[begin RECORD SET]

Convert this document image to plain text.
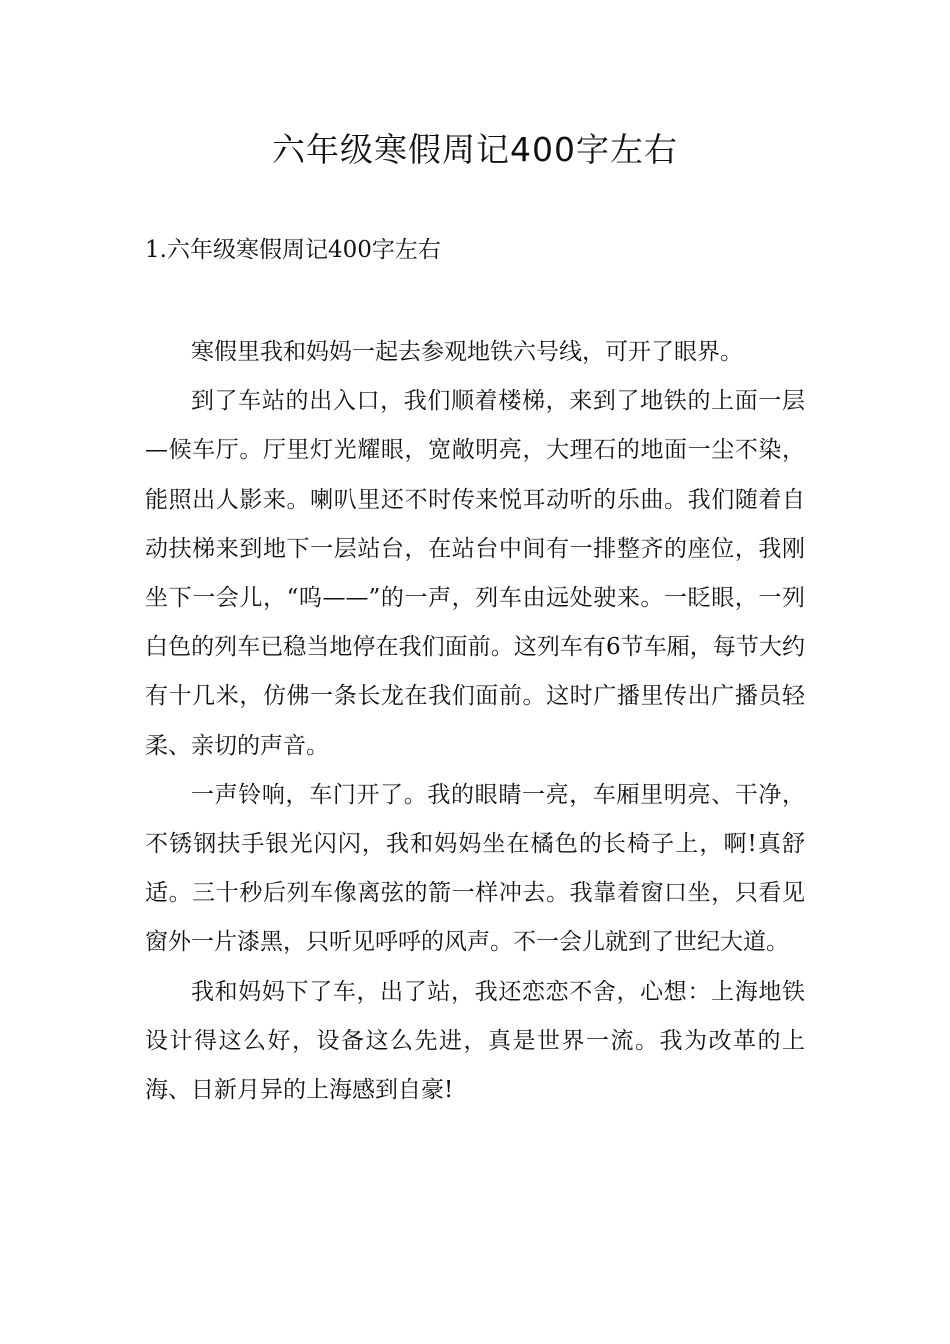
六年级寒假周记400字左右
1.六年级寒假周记400字左右

寒假里我和妈妈一起去参观地铁六号线，可开了眼界。

到了车站的出入口，我们顺着楼梯，来到了地铁的上面一层—候车厅。厅里灯光耀眼，宽敞明亮，大理石的地面一尘不染，能照出人影来。喇叭里还不时传来悦耳动听的乐曲。我们随着自动扶梯来到地下一层站台，在站台中间有一排整齐的座位，我刚坐下一会儿，“呜——”的一声，列车由远处驶来。一眨眼，一列白色的列车已稳当地停在我们面前。这列车有6节车厢，每节大约有十几米，仿佛一条长龙在我们面前。这时广播里传出广播员轻柔、亲切的声音。

一声铃响，车门开了。我的眼睛一亮，车厢里明亮、干净，不锈钢扶手银光闪闪，我和妈妈坐在橘色的长椅子上，啊!真舒适。三十秒后列车像离弦的箭一样冲去。我靠着窗口坐，只看见窗外一片漆黑，只听见呼呼的风声。不一会儿就到了世纪大道。

我和妈妈下了车，出了站，我还恋恋不舍，心想：上海地铁设计得这么好，设备这么先进，真是世界一流。我为改革的上海、日新月异的上海感到自豪!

[end RECORD SET]

## GIVEN TASK
Retype every record above exactly as written, but leave out the pictures.

## ANSWER TO THE EXERCISE
Convert this document image to plain text.
六年级寒假周记400字左右
1.六年级寒假周记400字左右

寒假里我和妈妈一起去参观地铁六号线，可开了眼界。

到了车站的出入口，我们顺着楼梯，来到了地铁的上面一层—候车厅。厅里灯光耀眼，宽敞明亮，大理石的地面一尘不染，能照出人影来。喇叭里还不时传来悦耳动听的乐曲。我们随着自动扶梯来到地下一层站台，在站台中间有一排整齐的座位，我刚坐下一会儿，“呜——”的一声，列车由远处驶来。一眨眼，一列白色的列车已稳当地停在我们面前。这列车有6节车厢，每节大约有十几米，仿佛一条长龙在我们面前。这时广播里传出广播员轻柔、亲切的声音。

一声铃响，车门开了。我的眼睛一亮，车厢里明亮、干净，不锈钢扶手银光闪闪，我和妈妈坐在橘色的长椅子上，啊!真舒适。三十秒后列车像离弦的箭一样冲去。我靠着窗口坐，只看见窗外一片漆黑，只听见呼呼的风声。不一会儿就到了世纪大道。

我和妈妈下了车，出了站，我还恋恋不舍，心想：上海地铁设计得这么好，设备这么先进，真是世界一流。我为改革的上海、日新月异的上海感到自豪!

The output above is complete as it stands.